The exercise
Reproduce the material in full, unchanged.

** START OF Raw records **

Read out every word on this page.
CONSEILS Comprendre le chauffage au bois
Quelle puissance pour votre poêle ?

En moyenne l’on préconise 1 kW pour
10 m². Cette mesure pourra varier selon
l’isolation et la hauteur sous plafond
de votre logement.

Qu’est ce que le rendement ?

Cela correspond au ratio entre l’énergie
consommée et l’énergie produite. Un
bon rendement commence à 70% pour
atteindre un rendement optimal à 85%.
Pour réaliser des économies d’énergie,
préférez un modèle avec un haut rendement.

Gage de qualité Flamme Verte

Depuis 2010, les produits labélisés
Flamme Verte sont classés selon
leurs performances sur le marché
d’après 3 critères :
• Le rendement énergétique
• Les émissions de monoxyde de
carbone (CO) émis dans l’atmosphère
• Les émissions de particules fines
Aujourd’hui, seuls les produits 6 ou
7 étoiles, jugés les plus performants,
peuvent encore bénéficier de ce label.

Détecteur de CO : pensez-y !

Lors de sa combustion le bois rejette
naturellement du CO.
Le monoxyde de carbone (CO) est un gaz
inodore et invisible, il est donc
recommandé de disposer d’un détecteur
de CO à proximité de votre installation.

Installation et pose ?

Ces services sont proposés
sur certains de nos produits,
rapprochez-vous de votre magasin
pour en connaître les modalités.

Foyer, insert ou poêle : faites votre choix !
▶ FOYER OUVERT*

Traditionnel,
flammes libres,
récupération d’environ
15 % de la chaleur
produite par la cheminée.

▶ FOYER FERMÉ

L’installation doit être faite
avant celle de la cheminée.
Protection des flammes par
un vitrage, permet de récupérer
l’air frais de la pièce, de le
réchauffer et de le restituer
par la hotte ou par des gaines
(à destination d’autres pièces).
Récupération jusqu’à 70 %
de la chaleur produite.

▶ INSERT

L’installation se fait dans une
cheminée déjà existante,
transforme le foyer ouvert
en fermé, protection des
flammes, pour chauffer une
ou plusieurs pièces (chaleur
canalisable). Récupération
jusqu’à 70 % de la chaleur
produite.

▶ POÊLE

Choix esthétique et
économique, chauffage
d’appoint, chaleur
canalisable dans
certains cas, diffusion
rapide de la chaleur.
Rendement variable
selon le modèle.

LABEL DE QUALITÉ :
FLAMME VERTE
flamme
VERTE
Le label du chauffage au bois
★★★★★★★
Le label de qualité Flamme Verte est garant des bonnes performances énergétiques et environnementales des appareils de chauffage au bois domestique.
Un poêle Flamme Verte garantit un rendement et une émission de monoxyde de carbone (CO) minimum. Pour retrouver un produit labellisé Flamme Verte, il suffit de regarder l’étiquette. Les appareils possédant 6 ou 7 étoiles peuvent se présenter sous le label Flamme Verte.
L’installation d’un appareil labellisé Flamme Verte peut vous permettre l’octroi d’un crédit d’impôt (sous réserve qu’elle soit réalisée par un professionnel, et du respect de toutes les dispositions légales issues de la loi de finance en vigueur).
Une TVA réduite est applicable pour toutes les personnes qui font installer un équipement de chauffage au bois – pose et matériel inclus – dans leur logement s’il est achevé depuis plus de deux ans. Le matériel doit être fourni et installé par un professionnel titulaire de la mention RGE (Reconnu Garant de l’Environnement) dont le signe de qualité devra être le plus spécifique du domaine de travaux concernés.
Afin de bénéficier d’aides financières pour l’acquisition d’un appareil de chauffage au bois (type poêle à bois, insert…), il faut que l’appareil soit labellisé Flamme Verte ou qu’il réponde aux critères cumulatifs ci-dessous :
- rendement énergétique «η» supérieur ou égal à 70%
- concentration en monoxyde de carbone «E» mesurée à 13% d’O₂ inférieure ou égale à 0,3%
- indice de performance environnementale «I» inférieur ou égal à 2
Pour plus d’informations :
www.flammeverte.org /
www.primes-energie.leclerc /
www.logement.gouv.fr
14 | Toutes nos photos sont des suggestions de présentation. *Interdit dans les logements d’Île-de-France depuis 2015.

** END OF Raw records **

Complete output
Read out every word on this page.
CONSEILS Comprendre le chauffage au bois
Quelle puissance pour votre poêle ?

En moyenne l’on préconise 1 kW pour
10 m². Cette mesure pourra varier selon
l’isolation et la hauteur sous plafond
de votre logement.

Qu’est ce que le rendement ?

Cela correspond au ratio entre l’énergie
consommée et l’énergie produite. Un
bon rendement commence à 70% pour
atteindre un rendement optimal à 85%.
Pour réaliser des économies d’énergie,
préférez un modèle avec un haut rendement.

Gage de qualité Flamme Verte

Depuis 2010, les produits labélisés
Flamme Verte sont classés selon
leurs performances sur le marché
d’après 3 critères :
• Le rendement énergétique
• Les émissions de monoxyde de
carbone (CO) émis dans l’atmosphère
• Les émissions de particules fines
Aujourd’hui, seuls les produits 6 ou
7 étoiles, jugés les plus performants,
peuvent encore bénéficier de ce label.

Détecteur de CO : pensez-y !

Lors de sa combustion le bois rejette
naturellement du CO.
Le monoxyde de carbone (CO) est un gaz
inodore et invisible, il est donc
recommandé de disposer d’un détecteur
de CO à proximité de votre installation.

Installation et pose ?

Ces services sont proposés
sur certains de nos produits,
rapprochez-vous de votre magasin
pour en connaître les modalités.

Foyer, insert ou poêle : faites votre choix !
▶ FOYER OUVERT*

Traditionnel,
flammes libres,
récupération d’environ
15 % de la chaleur
produite par la cheminée.

▶ FOYER FERMÉ

L’installation doit être faite
avant celle de la cheminée.
Protection des flammes par
un vitrage, permet de récupérer
l’air frais de la pièce, de le
réchauffer et de le restituer
par la hotte ou par des gaines
(à destination d’autres pièces).
Récupération jusqu’à 70 %
de la chaleur produite.

▶ INSERT

L’installation se fait dans une
cheminée déjà existante,
transforme le foyer ouvert
en fermé, protection des
flammes, pour chauffer une
ou plusieurs pièces (chaleur
canalisable). Récupération
jusqu’à 70 % de la chaleur
produite.

▶ POÊLE

Choix esthétique et
économique, chauffage
d’appoint, chaleur
canalisable dans
certains cas, diffusion
rapide de la chaleur.
Rendement variable
selon le modèle.

LABEL DE QUALITÉ :
FLAMME VERTE
flamme
VERTE
Le label du chauffage au bois
★★★★★★★
Le label de qualité Flamme Verte est garant des bonnes performances énergétiques et environnementales des appareils de chauffage au bois domestique.
Un poêle Flamme Verte garantit un rendement et une émission de monoxyde de carbone (CO) minimum. Pour retrouver un produit labellisé Flamme Verte, il suffit de regarder l’étiquette. Les appareils possédant 6 ou 7 étoiles peuvent se présenter sous le label Flamme Verte.
L’installation d’un appareil labellisé Flamme Verte peut vous permettre l’octroi d’un crédit d’impôt (sous réserve qu’elle soit réalisée par un professionnel, et du respect de toutes les dispositions légales issues de la loi de finance en vigueur).
Une TVA réduite est applicable pour toutes les personnes qui font installer un équipement de chauffage au bois – pose et matériel inclus – dans leur logement s’il est achevé depuis plus de deux ans. Le matériel doit être fourni et installé par un professionnel titulaire de la mention RGE (Reconnu Garant de l’Environnement) dont le signe de qualité devra être le plus spécifique du domaine de travaux concernés.
Afin de bénéficier d’aides financières pour l’acquisition d’un appareil de chauffage au bois (type poêle à bois, insert…), il faut que l’appareil soit labellisé Flamme Verte ou qu’il réponde aux critères cumulatifs ci-dessous :
- rendement énergétique «η» supérieur ou égal à 70%
- concentration en monoxyde de carbone «E» mesurée à 13% d’O₂ inférieure ou égale à 0,3%
- indice de performance environnementale «I» inférieur ou égal à 2
Pour plus d’informations :
www.flammeverte.org /
www.primes-energie.leclerc /
www.logement.gouv.fr
14 | Toutes nos photos sont des suggestions de présentation. *Interdit dans les logements d’Île-de-France depuis 2015.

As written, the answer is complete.